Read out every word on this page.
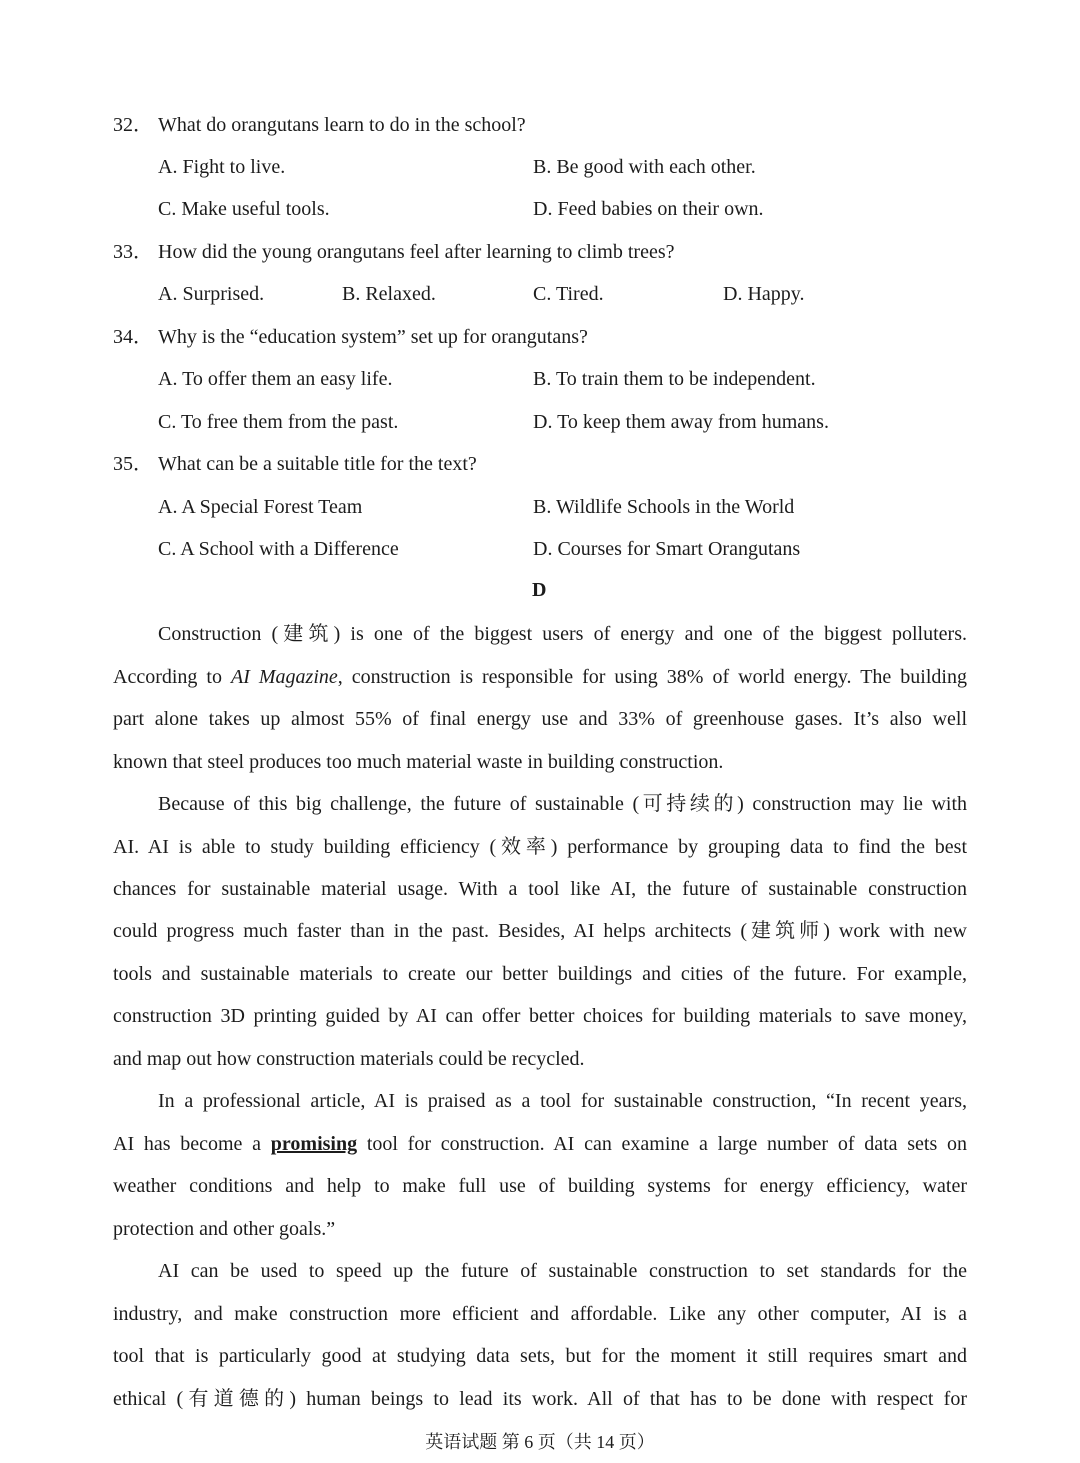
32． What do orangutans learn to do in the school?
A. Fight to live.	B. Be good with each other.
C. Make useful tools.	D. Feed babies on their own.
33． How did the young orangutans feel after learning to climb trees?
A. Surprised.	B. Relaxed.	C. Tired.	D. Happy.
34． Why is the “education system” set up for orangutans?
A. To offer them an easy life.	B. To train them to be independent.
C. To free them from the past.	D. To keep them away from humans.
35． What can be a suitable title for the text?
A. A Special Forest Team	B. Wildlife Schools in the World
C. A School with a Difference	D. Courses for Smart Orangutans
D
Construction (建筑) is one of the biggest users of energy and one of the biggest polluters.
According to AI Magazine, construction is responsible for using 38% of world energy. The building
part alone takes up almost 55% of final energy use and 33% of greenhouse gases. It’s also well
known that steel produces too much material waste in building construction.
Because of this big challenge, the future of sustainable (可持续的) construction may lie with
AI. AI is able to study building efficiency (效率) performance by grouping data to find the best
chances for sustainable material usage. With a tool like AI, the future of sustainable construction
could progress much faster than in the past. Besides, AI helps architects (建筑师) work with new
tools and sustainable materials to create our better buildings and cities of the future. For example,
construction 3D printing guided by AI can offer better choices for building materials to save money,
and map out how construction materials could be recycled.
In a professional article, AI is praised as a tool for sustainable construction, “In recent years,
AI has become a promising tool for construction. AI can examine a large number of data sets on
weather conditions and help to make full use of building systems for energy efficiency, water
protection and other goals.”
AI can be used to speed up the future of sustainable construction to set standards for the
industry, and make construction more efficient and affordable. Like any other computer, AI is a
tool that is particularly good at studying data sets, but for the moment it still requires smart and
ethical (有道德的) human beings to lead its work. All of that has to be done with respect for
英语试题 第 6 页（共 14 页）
⁂
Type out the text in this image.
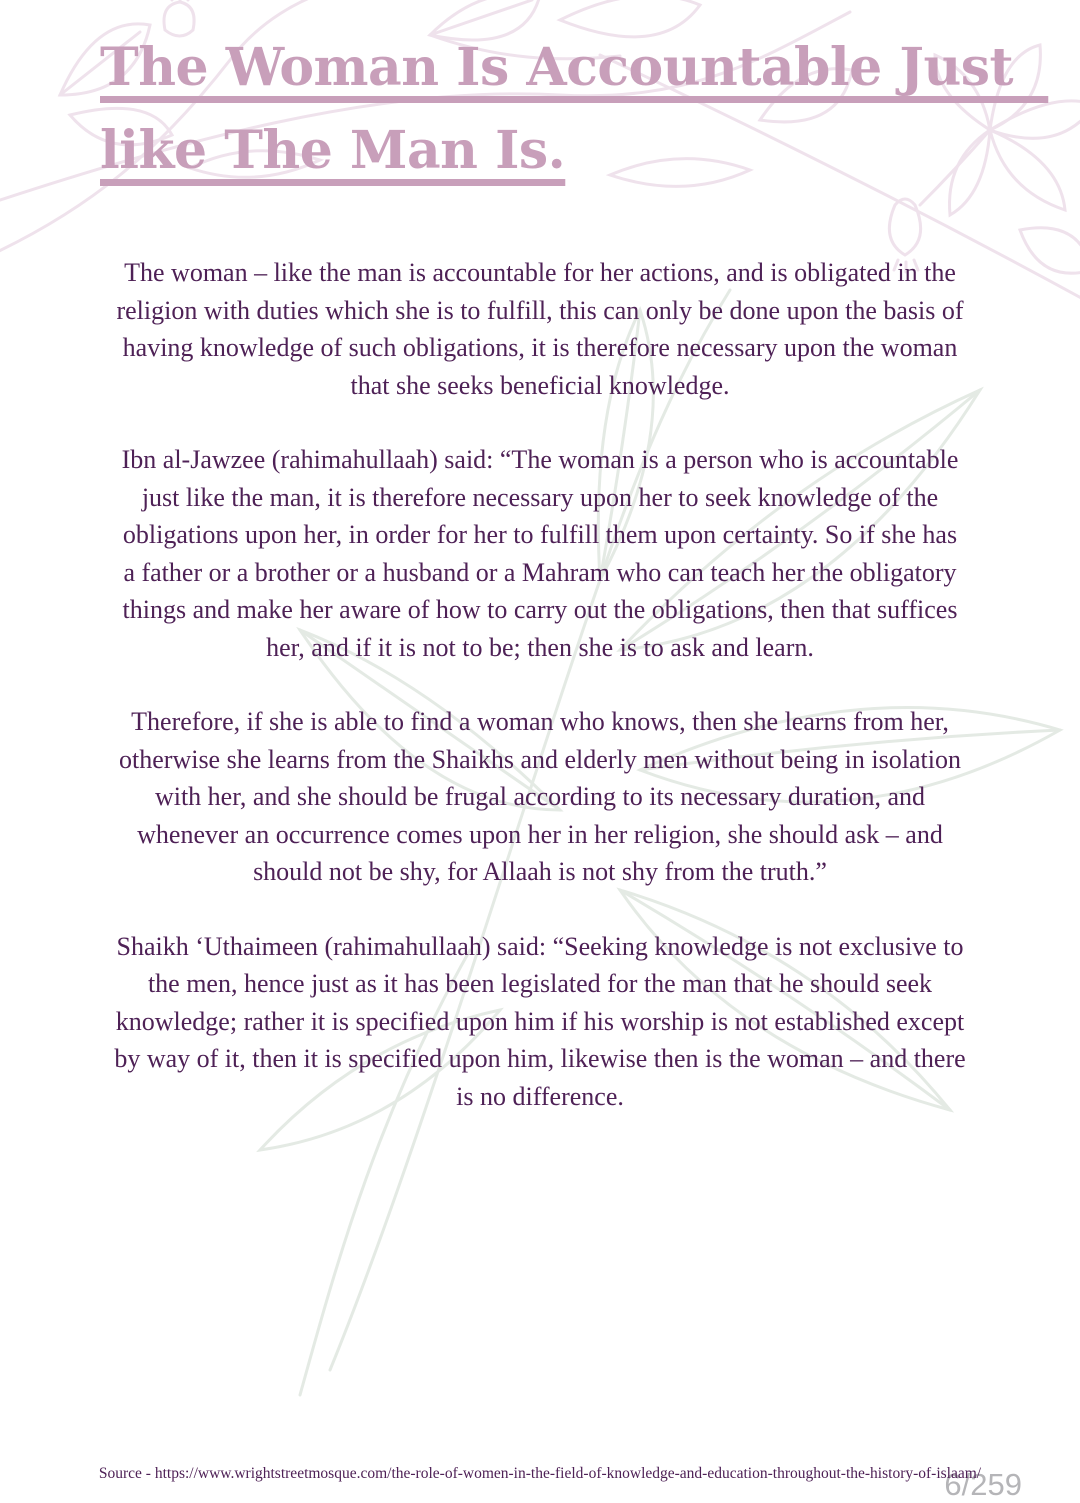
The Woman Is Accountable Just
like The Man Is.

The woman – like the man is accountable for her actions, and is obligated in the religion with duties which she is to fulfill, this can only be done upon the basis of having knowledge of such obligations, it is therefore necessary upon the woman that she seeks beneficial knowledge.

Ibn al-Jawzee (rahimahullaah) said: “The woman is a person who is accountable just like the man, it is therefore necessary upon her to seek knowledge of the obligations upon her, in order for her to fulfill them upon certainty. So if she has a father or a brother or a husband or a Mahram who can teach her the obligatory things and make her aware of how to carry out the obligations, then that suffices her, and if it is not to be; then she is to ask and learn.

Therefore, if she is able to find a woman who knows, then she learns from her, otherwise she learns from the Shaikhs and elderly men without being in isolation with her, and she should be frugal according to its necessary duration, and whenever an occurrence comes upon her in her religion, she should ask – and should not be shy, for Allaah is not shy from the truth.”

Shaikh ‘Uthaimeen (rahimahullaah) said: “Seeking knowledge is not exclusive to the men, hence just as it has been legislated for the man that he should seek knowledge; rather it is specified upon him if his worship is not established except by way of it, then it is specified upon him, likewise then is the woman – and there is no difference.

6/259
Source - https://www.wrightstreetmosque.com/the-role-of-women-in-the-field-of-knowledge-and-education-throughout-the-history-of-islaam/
⁂
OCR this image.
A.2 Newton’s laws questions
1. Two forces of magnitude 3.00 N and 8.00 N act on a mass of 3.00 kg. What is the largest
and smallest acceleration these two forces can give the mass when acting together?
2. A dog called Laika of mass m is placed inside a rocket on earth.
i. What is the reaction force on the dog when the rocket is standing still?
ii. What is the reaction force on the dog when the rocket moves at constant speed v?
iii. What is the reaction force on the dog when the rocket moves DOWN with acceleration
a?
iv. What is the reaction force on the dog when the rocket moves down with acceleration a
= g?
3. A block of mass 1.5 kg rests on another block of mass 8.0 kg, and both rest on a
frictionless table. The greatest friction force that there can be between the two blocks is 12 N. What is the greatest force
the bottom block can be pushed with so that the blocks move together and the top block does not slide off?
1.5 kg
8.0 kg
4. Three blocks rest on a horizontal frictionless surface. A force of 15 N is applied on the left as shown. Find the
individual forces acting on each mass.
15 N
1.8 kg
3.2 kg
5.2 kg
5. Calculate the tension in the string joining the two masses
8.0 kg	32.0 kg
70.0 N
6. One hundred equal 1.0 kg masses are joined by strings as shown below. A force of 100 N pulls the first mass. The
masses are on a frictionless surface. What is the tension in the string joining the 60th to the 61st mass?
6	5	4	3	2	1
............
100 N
⁂
Task goal ▸ Where a line above contains the word "shown", copy that line.

Solution for this task ▸
4. Three blocks rest on a horizontal frictionless surface. A force of 15 N is applied on the left as shown. Find the
6. One hundred equal 1.0 kg masses are joined by strings as shown below. A force of 100 N pulls the first mass. The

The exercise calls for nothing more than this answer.